* _Exercise task_: Find the string "name" and gather every line that holds it.

>> Start Task data

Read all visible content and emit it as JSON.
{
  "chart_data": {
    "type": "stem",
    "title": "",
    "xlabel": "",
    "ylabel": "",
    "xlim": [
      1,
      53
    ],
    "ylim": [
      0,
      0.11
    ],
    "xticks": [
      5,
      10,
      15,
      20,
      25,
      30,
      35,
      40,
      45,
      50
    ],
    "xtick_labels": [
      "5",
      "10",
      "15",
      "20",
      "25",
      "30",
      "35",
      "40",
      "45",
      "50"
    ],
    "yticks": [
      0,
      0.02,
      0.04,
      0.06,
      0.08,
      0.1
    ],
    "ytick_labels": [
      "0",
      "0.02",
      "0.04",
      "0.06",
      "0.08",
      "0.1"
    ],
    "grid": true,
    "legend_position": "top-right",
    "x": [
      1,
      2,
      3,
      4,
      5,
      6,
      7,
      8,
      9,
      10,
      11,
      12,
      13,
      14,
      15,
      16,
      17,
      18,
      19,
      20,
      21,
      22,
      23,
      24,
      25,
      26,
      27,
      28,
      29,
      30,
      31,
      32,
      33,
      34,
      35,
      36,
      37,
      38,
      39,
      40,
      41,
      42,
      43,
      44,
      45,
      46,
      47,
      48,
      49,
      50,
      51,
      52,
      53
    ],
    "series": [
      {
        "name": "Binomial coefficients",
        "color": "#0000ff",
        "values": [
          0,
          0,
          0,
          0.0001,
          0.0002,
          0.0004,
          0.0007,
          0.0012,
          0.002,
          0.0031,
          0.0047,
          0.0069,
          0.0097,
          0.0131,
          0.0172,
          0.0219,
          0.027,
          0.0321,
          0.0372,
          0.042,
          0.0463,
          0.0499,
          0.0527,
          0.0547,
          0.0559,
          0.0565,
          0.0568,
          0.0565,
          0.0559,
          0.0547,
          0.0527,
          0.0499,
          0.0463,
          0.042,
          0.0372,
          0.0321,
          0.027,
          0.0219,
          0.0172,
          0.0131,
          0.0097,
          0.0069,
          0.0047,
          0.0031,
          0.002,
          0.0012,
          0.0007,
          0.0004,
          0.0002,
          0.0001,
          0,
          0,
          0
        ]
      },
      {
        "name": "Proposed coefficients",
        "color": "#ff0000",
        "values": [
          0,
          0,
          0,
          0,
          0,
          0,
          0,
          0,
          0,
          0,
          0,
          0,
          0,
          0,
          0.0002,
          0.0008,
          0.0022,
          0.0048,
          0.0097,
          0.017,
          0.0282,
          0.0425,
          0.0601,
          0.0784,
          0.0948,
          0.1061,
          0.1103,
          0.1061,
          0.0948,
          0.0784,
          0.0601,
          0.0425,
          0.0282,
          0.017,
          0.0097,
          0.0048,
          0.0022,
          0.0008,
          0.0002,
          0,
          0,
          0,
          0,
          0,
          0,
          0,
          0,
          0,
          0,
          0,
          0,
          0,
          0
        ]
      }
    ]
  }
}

>> End Task data

* _Right answer_:
        "name": "Binomial coefficients",
        "name": "Proposed coefficients",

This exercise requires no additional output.